## EXERCISE INSTRUCTIONS
Every record below should be printed exactly as it appears.

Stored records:
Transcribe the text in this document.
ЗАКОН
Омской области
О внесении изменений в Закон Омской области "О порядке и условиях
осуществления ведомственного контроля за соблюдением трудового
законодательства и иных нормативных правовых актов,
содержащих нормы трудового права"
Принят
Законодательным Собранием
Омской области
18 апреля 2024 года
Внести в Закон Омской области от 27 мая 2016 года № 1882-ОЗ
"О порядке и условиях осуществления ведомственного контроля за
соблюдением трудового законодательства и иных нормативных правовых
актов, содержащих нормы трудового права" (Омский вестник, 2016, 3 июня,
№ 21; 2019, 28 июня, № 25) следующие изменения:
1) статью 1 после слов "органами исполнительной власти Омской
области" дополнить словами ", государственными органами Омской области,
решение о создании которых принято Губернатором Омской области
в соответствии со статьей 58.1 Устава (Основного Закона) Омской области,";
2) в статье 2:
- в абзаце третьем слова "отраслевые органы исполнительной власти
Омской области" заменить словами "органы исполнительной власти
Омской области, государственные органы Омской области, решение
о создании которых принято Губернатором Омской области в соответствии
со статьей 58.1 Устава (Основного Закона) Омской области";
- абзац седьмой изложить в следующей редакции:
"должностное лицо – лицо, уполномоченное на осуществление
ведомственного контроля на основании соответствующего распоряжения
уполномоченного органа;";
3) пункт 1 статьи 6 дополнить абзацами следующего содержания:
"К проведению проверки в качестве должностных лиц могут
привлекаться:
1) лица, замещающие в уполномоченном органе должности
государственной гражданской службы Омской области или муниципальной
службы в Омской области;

## RESPONSE
Transcribe the text in this document.
ЗАКОН
Омской области
О внесении изменений в Закон Омской области "О порядке и условиях
осуществления ведомственного контроля за соблюдением трудового
законодательства и иных нормативных правовых актов,
содержащих нормы трудового права"
Принят
Законодательным Собранием
Омской области
18 апреля 2024 года
Внести в Закон Омской области от 27 мая 2016 года № 1882-ОЗ
"О порядке и условиях осуществления ведомственного контроля за
соблюдением трудового законодательства и иных нормативных правовых
актов, содержащих нормы трудового права" (Омский вестник, 2016, 3 июня,
№ 21; 2019, 28 июня, № 25) следующие изменения:
1) статью 1 после слов "органами исполнительной власти Омской
области" дополнить словами ", государственными органами Омской области,
решение о создании которых принято Губернатором Омской области
в соответствии со статьей 58.1 Устава (Основного Закона) Омской области,";
2) в статье 2:
- в абзаце третьем слова "отраслевые органы исполнительной власти
Омской области" заменить словами "органы исполнительной власти
Омской области, государственные органы Омской области, решение
о создании которых принято Губернатором Омской области в соответствии
со статьей 58.1 Устава (Основного Закона) Омской области";
- абзац седьмой изложить в следующей редакции:
"должностное лицо – лицо, уполномоченное на осуществление
ведомственного контроля на основании соответствующего распоряжения
уполномоченного органа;";
3) пункт 1 статьи 6 дополнить абзацами следующего содержания:
"К проведению проверки в качестве должностных лиц могут
привлекаться:
1) лица, замещающие в уполномоченном органе должности
государственной гражданской службы Омской области или муниципальной
службы в Омской области;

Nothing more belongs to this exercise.